WORK TO DO: Give every entry again, word for word and in full.

EXERCISE MATERIAL:

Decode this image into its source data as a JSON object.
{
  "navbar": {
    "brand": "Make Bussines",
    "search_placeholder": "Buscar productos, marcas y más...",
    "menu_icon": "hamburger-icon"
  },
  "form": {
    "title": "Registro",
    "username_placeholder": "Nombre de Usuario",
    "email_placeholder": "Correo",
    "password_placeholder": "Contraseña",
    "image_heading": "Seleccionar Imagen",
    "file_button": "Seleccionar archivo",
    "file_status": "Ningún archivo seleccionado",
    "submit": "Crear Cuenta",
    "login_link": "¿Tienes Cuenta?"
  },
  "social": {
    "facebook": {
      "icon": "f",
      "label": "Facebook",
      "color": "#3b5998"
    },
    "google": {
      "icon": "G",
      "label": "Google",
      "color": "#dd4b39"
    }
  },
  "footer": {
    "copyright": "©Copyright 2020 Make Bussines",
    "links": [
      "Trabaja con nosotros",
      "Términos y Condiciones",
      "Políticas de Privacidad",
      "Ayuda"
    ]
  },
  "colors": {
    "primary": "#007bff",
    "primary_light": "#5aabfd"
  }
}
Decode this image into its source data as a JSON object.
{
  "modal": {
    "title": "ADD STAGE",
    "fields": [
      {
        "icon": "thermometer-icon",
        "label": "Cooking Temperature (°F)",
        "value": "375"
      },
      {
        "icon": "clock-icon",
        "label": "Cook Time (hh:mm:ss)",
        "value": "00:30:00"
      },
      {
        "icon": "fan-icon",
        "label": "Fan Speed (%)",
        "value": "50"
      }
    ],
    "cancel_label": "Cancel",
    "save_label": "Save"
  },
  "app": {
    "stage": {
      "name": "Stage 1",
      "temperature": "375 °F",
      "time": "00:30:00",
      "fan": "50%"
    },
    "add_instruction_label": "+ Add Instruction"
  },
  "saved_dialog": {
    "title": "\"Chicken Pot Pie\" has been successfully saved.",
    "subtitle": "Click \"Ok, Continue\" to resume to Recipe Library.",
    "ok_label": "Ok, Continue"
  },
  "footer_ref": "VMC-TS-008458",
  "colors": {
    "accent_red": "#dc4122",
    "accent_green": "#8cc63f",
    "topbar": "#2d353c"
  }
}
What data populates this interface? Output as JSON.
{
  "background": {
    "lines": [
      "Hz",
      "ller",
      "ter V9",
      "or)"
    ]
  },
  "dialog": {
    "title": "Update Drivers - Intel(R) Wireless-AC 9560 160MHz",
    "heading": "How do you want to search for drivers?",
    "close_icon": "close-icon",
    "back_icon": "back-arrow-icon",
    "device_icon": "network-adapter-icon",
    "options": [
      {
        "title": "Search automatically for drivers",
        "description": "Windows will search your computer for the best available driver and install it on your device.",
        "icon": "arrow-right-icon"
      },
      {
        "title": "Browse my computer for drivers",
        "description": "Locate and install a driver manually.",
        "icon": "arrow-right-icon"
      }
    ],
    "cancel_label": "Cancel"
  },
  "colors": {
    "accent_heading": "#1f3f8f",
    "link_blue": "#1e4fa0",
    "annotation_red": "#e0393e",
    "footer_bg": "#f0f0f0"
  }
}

SOLUTION TO THIS TASK:
Decode this image into its source data as a JSON object.
{
  "navbar": {
    "brand": "Make Bussines",
    "search_placeholder": "Buscar productos, marcas y más...",
    "menu_icon": "hamburger-icon"
  },
  "form": {
    "title": "Registro",
    "username_placeholder": "Nombre de Usuario",
    "email_placeholder": "Correo",
    "password_placeholder": "Contraseña",
    "image_heading": "Seleccionar Imagen",
    "file_button": "Seleccionar archivo",
    "file_status": "Ningún archivo seleccionado",
    "submit": "Crear Cuenta",
    "login_link": "¿Tienes Cuenta?"
  },
  "social": {
    "facebook": {
      "icon": "f",
      "label": "Facebook",
      "color": "#3b5998"
    },
    "google": {
      "icon": "G",
      "label": "Google",
      "color": "#dd4b39"
    }
  },
  "footer": {
    "copyright": "©Copyright 2020 Make Bussines",
    "links": [
      "Trabaja con nosotros",
      "Términos y Condiciones",
      "Políticas de Privacidad",
      "Ayuda"
    ]
  },
  "colors": {
    "primary": "#007bff",
    "primary_light": "#5aabfd"
  }
}
Decode this image into its source data as a JSON object.
{
  "modal": {
    "title": "ADD STAGE",
    "fields": [
      {
        "icon": "thermometer-icon",
        "label": "Cooking Temperature (°F)",
        "value": "375"
      },
      {
        "icon": "clock-icon",
        "label": "Cook Time (hh:mm:ss)",
        "value": "00:30:00"
      },
      {
        "icon": "fan-icon",
        "label": "Fan Speed (%)",
        "value": "50"
      }
    ],
    "cancel_label": "Cancel",
    "save_label": "Save"
  },
  "app": {
    "stage": {
      "name": "Stage 1",
      "temperature": "375 °F",
      "time": "00:30:00",
      "fan": "50%"
    },
    "add_instruction_label": "+ Add Instruction"
  },
  "saved_dialog": {
    "title": "\"Chicken Pot Pie\" has been successfully saved.",
    "subtitle": "Click \"Ok, Continue\" to resume to Recipe Library.",
    "ok_label": "Ok, Continue"
  },
  "footer_ref": "VMC-TS-008458",
  "colors": {
    "accent_red": "#dc4122",
    "accent_green": "#8cc63f",
    "topbar": "#2d353c"
  }
}
What data populates this interface? Output as JSON.
{
  "background": {
    "lines": [
      "Hz",
      "ller",
      "ter V9",
      "or)"
    ]
  },
  "dialog": {
    "title": "Update Drivers - Intel(R) Wireless-AC 9560 160MHz",
    "heading": "How do you want to search for drivers?",
    "close_icon": "close-icon",
    "back_icon": "back-arrow-icon",
    "device_icon": "network-adapter-icon",
    "options": [
      {
        "title": "Search automatically for drivers",
        "description": "Windows will search your computer for the best available driver and install it on your device.",
        "icon": "arrow-right-icon"
      },
      {
        "title": "Browse my computer for drivers",
        "description": "Locate and install a driver manually.",
        "icon": "arrow-right-icon"
      }
    ],
    "cancel_label": "Cancel"
  },
  "colors": {
    "accent_heading": "#1f3f8f",
    "link_blue": "#1e4fa0",
    "annotation_red": "#e0393e",
    "footer_bg": "#f0f0f0"
  }
}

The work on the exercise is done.